## Given records

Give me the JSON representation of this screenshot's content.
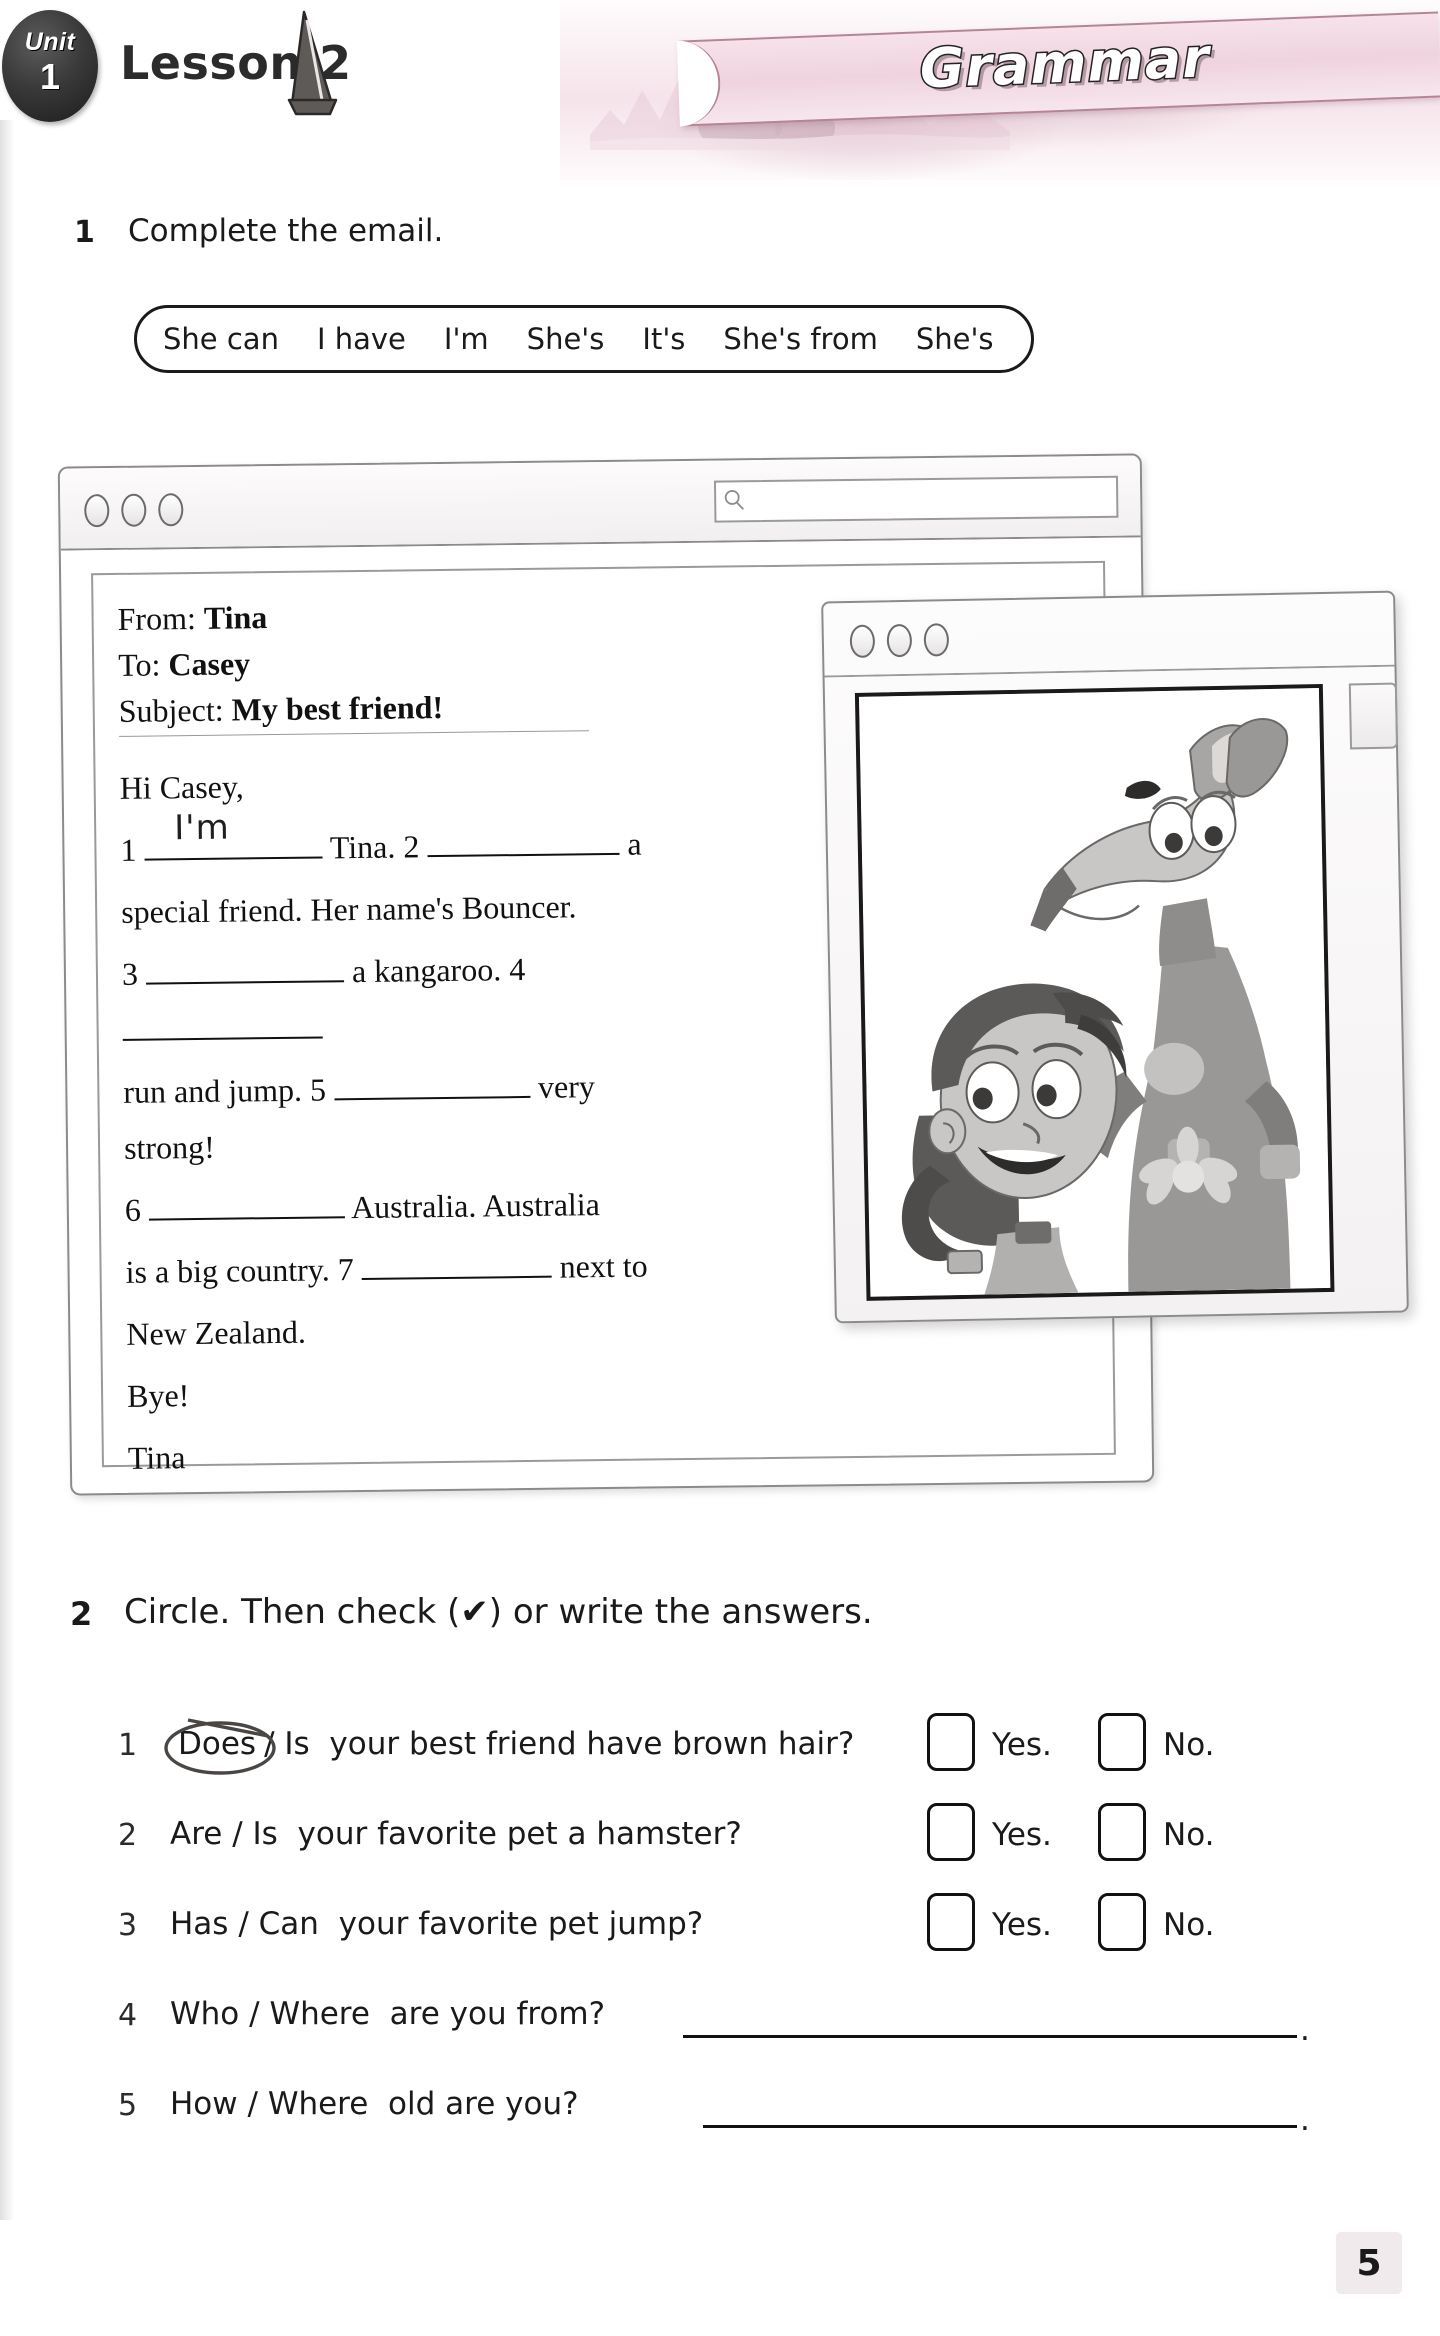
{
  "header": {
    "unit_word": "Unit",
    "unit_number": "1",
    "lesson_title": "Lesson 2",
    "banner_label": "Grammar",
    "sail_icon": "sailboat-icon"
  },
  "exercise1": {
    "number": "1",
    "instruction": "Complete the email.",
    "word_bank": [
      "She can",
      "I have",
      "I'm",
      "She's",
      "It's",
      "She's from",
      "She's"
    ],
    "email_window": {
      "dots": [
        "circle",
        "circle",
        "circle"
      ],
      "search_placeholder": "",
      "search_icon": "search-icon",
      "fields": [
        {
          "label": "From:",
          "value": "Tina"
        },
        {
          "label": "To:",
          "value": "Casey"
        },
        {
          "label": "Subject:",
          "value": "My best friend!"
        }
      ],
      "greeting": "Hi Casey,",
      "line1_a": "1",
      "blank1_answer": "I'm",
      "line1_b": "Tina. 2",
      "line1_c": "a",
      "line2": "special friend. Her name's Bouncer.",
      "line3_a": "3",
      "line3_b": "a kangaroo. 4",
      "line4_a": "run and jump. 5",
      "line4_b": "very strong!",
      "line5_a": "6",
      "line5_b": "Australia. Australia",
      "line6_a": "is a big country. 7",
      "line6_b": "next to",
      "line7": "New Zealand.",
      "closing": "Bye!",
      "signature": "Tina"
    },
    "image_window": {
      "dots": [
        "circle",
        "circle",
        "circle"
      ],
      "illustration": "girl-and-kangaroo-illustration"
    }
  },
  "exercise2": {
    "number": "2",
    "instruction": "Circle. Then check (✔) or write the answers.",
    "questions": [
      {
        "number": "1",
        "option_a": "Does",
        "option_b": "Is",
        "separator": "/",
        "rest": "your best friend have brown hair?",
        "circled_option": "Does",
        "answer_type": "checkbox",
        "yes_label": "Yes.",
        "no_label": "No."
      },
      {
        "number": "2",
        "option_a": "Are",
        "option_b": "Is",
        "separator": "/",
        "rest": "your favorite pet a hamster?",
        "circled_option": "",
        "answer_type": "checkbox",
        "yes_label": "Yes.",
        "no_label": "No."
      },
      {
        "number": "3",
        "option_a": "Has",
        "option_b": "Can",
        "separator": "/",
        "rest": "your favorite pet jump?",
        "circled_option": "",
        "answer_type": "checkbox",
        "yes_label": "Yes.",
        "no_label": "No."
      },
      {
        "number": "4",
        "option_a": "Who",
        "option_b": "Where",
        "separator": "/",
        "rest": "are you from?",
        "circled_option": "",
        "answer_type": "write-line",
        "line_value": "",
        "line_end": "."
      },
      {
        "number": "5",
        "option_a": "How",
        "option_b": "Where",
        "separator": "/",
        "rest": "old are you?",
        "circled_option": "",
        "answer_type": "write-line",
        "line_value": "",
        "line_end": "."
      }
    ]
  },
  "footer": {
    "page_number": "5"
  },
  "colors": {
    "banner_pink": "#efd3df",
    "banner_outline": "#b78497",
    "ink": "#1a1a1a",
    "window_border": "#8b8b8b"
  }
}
--
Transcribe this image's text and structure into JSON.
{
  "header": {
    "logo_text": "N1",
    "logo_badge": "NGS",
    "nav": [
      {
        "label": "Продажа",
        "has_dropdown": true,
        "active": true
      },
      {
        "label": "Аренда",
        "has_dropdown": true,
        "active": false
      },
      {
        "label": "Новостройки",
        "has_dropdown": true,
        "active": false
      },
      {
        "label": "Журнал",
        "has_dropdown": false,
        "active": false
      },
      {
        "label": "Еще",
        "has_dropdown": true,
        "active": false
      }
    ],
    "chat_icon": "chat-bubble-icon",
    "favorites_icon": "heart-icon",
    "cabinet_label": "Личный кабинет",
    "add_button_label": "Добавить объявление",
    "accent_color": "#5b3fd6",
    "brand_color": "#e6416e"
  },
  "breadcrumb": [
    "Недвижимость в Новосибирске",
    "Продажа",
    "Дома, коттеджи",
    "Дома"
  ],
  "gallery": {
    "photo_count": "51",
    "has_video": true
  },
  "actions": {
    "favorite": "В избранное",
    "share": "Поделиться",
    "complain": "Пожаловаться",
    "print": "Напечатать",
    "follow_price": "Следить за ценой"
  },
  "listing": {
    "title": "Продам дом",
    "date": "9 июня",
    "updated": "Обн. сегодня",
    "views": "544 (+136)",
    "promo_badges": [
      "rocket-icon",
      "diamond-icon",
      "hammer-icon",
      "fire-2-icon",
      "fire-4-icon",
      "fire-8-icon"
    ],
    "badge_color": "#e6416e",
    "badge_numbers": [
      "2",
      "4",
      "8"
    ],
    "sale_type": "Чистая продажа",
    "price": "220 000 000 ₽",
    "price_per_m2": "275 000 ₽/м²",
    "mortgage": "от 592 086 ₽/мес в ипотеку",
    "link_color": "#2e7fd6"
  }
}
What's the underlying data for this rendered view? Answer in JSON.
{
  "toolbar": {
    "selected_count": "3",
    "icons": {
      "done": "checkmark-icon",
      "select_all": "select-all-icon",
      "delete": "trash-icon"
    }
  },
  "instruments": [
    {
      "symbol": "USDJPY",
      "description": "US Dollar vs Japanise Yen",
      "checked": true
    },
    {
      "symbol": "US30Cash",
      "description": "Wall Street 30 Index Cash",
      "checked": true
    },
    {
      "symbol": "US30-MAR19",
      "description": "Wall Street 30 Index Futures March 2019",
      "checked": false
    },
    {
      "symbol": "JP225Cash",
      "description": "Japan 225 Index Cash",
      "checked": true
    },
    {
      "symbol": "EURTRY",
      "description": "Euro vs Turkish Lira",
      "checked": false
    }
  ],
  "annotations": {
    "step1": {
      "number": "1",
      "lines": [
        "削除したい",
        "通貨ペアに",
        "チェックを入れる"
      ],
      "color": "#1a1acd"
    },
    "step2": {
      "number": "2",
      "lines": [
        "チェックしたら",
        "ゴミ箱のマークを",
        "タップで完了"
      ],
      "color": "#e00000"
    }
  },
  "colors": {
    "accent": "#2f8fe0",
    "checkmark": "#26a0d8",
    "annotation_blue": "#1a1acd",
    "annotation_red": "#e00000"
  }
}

## Problem details
State the number of lines in the data that include the string "Index", and add nothing else.

## Response below
3